# Given request:
From the entries below, copy every line holding the word "ratione".

# Stored records:
★ ★ ★ ★ ★ ★ ★

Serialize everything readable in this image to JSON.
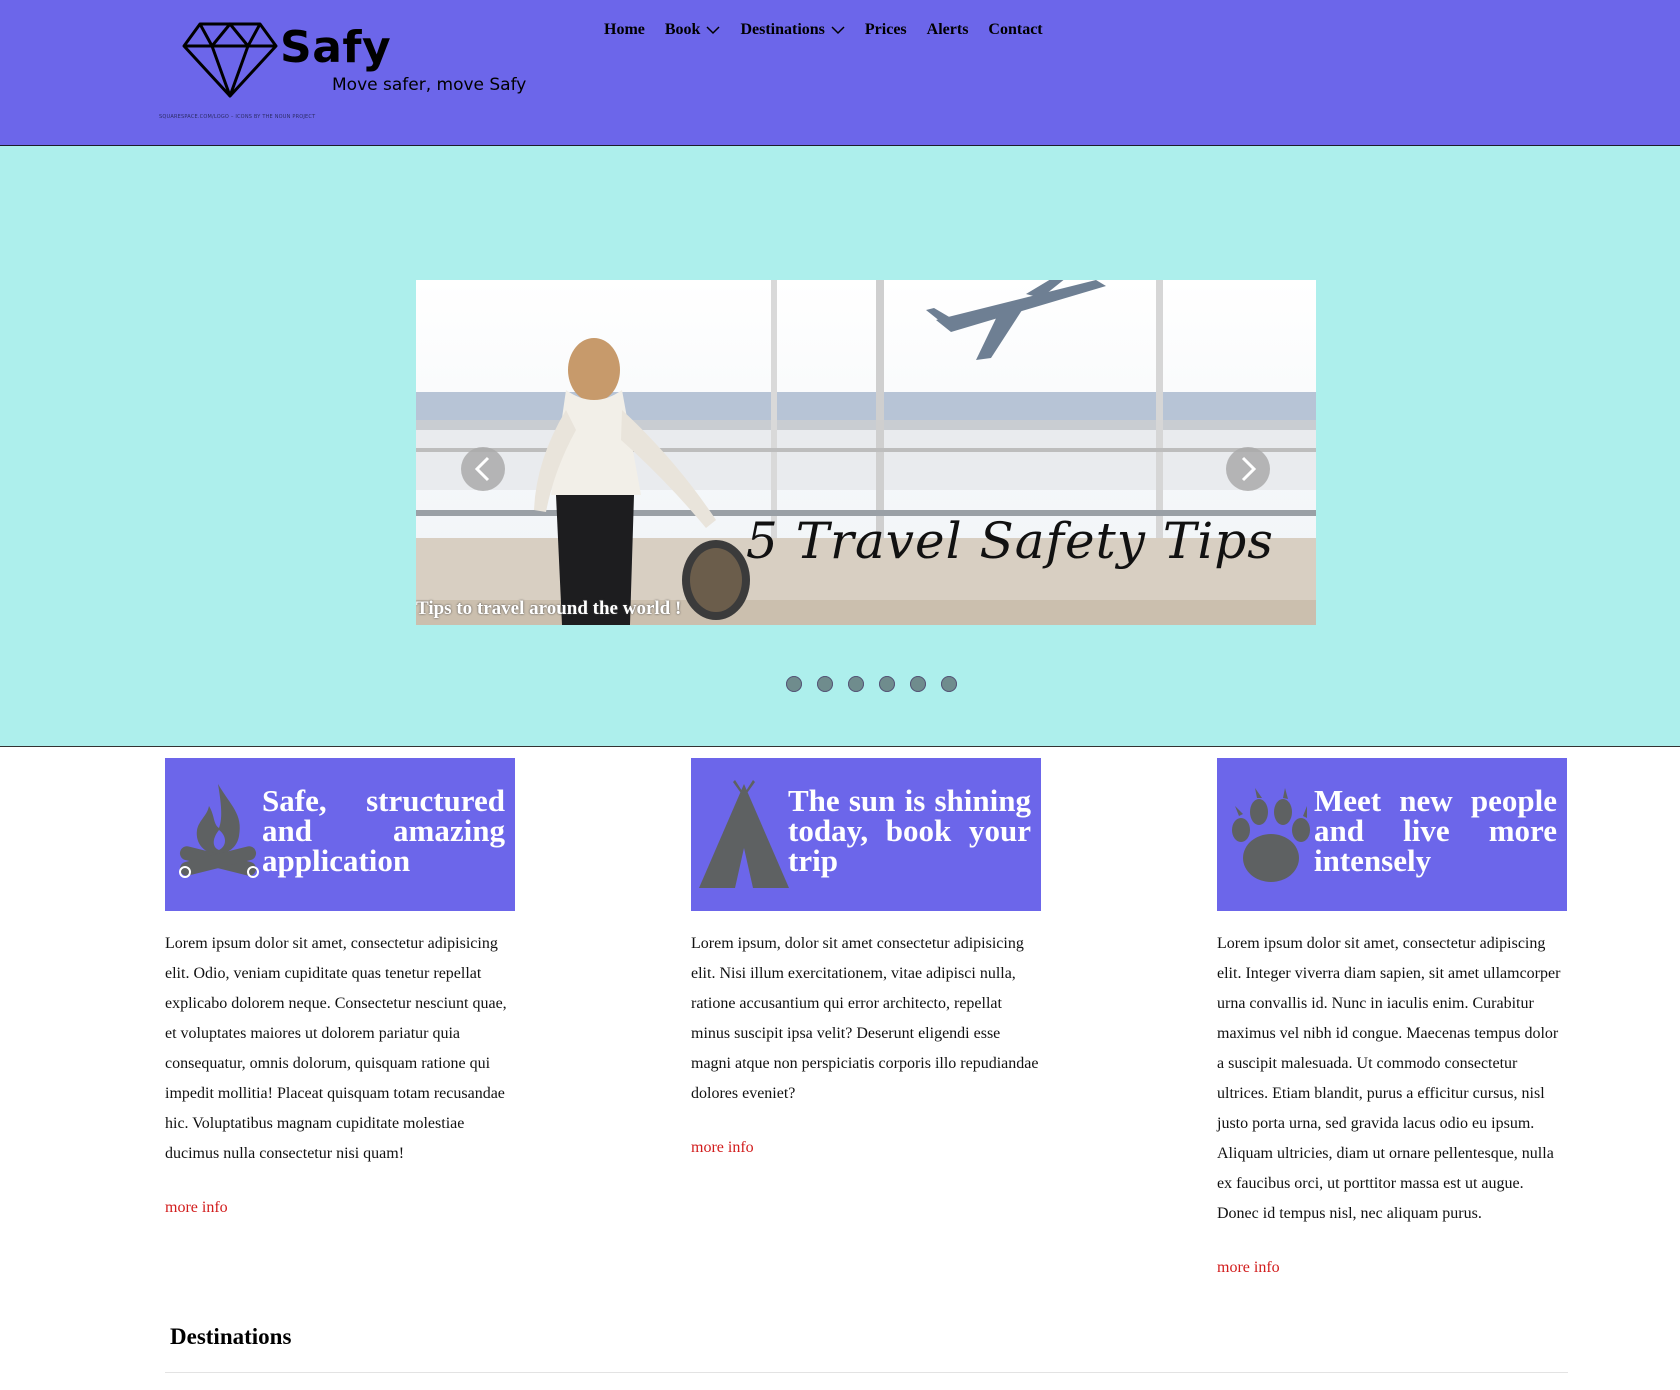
{
  "header": {
    "brand_name": "Safy",
    "tagline": "Move safer, move Safy",
    "credit": "SQUARESPACE.COM/LOGO – ICONS BY THE NOUN PROJECT"
  },
  "nav": {
    "items": [
      {
        "label": "Home",
        "has_dropdown": false
      },
      {
        "label": "Book",
        "has_dropdown": true
      },
      {
        "label": "Destinations",
        "has_dropdown": true
      },
      {
        "label": "Prices",
        "has_dropdown": false
      },
      {
        "label": "Alerts",
        "has_dropdown": false
      },
      {
        "label": "Contact",
        "has_dropdown": false
      }
    ]
  },
  "hero": {
    "slide_title": "5 Travel Safety Tips",
    "caption": "Tips to travel around the world !",
    "dot_count": 6,
    "background_color": "#adefec"
  },
  "features": [
    {
      "icon": "campfire-icon",
      "title": "Safe, structured and amazing application",
      "text": "Lorem ipsum dolor sit amet, consectetur adipisicing elit. Odio, veniam cupiditate quas tenetur repellat explicabo dolorem neque. Consectetur nesciunt quae, et voluptates maiores ut dolorem pariatur quia consequatur, omnis dolorum, quisquam ratione qui impedit mollitia! Placeat quisquam totam recusandae hic. Voluptatibus magnam cupiditate molestiae ducimus nulla consectetur nisi quam!",
      "link": "more info"
    },
    {
      "icon": "tent-icon",
      "title": "The sun is shining today, book your trip",
      "text": "Lorem ipsum, dolor sit amet consectetur adipisicing elit. Nisi illum exercitationem, vitae adipisci nulla, ratione accusantium qui error architecto, repellat minus suscipit ipsa velit? Deserunt eligendi esse magni atque non perspiciatis corporis illo repudiandae dolores eveniet?",
      "link": "more info"
    },
    {
      "icon": "paw-print-icon",
      "title": "Meet new people and live more intensely",
      "text": "Lorem ipsum dolor sit amet, consectetur adipiscing elit. Integer viverra diam sapien, sit amet ullamcorper urna convallis id. Nunc in iaculis enim. Curabitur maximus vel nibh id congue. Maecenas tempus dolor a suscipit malesuada. Ut commodo consectetur ultrices. Etiam blandit, purus a efficitur cursus, nisl justo porta urna, sed gravida lacus odio eu ipsum. Aliquam ultricies, diam ut ornare pellentesque, nulla ex faucibus orci, ut porttitor massa est ut augue. Donec id tempus nisl, nec aliquam purus.",
      "link": "more info"
    }
  ],
  "destinations": {
    "heading": "Destinations"
  },
  "colors": {
    "brand": "#6c66ea",
    "link": "#d21c1c",
    "icon_gray": "#5e6162"
  }
}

★ ★ ★ ★ ★ ★ ★

# Final result:
      "text": "Lorem ipsum dolor sit amet, consectetur adipisicing elit. Odio, veniam cupiditate quas tenetur repellat explicabo dolorem neque. Consectetur nesciunt quae, et voluptates maiores ut dolorem pariatur quia consequatur, omnis dolorum, quisquam ratione qui impedit mollitia! Placeat quisquam totam recusandae hic. Voluptatibus magnam cupiditate molestiae ducimus nulla consectetur nisi quam!",
      "text": "Lorem ipsum, dolor sit amet consectetur adipisicing elit. Nisi illum exercitationem, vitae adipisci nulla, ratione accusantium qui error architecto, repellat minus suscipit ipsa velit? Deserunt eligendi esse magni atque non perspiciatis corporis illo repudiandae dolores eveniet?",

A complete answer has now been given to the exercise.